THE TASK:
Wherever a line holds the string "Southern", copy that line.

MATERIAL FOR THIS EXERCISE:
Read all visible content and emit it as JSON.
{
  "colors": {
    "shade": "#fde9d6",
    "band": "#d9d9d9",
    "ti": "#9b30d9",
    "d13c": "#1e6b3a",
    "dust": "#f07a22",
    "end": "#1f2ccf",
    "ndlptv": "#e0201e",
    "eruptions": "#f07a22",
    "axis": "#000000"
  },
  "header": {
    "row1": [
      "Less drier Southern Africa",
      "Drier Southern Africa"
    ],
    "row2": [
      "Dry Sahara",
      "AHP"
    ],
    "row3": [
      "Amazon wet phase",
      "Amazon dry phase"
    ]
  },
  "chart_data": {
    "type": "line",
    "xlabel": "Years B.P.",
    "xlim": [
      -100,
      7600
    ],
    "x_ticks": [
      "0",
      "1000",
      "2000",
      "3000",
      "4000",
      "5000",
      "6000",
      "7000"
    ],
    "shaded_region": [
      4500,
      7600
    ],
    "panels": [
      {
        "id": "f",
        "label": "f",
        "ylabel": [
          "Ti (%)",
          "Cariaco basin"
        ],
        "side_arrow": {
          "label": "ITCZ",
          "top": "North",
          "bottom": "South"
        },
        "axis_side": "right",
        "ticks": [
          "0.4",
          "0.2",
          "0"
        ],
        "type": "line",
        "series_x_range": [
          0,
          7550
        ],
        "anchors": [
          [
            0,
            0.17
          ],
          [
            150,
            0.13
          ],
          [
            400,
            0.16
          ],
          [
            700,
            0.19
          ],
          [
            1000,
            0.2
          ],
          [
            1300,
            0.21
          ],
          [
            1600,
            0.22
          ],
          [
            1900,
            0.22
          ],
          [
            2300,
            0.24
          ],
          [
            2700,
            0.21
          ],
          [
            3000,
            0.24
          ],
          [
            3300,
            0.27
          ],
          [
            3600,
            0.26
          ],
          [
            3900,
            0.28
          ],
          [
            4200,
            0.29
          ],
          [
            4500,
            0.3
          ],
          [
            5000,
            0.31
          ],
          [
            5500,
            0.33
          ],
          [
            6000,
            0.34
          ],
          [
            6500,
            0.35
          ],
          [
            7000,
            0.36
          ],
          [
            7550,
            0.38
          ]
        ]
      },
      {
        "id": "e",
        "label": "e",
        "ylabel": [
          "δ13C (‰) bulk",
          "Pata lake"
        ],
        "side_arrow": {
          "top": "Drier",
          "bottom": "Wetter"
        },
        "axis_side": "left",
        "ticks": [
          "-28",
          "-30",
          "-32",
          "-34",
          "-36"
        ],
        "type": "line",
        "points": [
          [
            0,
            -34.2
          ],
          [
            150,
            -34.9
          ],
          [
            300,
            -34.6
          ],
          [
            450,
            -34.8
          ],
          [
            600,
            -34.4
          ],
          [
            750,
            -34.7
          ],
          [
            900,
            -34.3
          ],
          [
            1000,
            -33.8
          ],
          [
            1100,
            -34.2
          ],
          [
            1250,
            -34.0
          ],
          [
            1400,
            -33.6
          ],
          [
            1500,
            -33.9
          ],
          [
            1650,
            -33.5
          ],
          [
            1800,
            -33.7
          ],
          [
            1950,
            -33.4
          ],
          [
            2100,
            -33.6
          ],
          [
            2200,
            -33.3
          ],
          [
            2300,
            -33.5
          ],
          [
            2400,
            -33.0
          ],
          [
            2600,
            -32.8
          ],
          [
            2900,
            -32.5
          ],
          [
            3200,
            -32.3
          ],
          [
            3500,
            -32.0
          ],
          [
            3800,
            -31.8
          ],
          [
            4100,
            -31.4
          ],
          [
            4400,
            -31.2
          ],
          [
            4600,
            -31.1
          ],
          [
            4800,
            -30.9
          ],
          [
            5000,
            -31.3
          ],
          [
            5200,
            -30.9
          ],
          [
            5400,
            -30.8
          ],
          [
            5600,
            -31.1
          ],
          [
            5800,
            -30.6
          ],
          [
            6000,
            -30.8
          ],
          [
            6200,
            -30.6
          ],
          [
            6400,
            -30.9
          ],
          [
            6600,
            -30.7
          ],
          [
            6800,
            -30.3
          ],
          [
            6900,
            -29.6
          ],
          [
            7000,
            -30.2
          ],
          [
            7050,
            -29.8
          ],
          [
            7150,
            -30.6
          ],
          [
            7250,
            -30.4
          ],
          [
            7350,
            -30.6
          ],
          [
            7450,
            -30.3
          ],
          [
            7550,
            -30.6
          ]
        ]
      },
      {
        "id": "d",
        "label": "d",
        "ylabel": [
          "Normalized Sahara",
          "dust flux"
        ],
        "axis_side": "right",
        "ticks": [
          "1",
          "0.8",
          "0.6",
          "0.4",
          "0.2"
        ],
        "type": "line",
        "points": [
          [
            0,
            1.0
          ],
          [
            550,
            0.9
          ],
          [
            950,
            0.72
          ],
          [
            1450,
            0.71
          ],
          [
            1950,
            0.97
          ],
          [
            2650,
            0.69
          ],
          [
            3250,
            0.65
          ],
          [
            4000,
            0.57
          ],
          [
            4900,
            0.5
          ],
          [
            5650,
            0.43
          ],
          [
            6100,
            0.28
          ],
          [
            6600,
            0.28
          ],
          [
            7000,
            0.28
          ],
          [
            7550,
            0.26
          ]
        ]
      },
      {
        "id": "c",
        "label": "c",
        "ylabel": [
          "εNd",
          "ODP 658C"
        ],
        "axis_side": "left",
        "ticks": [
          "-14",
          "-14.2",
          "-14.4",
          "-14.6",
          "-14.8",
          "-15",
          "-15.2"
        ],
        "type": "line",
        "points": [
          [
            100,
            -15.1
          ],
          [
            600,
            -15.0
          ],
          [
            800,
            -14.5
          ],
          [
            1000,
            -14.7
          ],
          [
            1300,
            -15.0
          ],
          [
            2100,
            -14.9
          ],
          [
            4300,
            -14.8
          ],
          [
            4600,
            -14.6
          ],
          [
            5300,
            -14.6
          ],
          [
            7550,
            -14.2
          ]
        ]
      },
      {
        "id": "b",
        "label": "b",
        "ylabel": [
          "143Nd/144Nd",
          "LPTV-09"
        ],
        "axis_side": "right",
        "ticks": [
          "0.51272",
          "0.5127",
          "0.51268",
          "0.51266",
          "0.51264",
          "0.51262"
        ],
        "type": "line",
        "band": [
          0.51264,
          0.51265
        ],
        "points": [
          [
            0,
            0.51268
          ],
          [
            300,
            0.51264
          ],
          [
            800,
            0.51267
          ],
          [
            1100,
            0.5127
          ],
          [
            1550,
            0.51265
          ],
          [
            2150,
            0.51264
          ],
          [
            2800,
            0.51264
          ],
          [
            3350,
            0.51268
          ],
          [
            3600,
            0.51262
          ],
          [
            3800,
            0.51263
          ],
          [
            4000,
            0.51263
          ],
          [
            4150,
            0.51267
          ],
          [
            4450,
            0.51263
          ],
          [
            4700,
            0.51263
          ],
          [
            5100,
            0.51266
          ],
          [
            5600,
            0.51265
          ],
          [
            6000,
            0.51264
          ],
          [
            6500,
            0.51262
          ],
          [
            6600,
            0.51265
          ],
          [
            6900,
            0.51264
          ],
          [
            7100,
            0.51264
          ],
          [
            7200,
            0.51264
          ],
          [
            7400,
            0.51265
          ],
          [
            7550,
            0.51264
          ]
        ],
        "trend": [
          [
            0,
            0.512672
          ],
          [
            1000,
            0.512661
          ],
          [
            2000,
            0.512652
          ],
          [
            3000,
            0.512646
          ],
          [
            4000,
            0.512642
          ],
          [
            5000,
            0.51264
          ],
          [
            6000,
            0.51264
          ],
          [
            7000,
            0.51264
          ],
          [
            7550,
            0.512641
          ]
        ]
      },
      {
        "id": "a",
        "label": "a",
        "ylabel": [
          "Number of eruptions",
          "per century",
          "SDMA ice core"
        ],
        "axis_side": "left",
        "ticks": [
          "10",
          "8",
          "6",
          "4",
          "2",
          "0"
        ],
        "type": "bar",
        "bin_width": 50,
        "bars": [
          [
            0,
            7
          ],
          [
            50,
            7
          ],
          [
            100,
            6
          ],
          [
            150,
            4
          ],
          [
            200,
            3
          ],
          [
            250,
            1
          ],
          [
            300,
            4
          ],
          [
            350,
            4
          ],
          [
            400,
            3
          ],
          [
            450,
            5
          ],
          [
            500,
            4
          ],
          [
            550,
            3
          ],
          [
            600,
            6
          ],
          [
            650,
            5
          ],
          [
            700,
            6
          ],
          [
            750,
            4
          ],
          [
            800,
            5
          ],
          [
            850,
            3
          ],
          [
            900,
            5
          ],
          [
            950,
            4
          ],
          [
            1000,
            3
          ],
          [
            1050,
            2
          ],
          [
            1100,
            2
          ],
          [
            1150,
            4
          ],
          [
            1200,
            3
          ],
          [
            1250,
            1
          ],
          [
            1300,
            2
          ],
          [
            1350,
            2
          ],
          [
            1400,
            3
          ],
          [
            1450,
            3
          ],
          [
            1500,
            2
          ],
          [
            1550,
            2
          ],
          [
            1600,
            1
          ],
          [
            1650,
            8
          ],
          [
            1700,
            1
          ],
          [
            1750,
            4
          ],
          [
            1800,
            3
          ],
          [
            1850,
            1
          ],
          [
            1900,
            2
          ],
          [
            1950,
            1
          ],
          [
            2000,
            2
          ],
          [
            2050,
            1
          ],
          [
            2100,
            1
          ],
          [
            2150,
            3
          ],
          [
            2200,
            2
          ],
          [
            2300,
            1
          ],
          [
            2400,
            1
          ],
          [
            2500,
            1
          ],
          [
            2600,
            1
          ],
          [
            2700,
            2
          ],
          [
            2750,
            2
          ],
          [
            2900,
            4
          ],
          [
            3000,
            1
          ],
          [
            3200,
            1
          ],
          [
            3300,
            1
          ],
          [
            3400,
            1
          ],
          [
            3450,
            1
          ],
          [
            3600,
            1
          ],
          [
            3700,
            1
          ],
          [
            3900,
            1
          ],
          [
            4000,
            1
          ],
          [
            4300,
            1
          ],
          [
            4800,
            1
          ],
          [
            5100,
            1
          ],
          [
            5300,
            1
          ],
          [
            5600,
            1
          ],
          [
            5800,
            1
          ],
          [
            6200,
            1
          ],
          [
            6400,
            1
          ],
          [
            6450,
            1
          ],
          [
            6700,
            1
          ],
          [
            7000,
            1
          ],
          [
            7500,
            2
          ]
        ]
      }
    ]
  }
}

TASK RESPONSE:
      "Less drier Southern Africa",
      "Drier Southern Africa"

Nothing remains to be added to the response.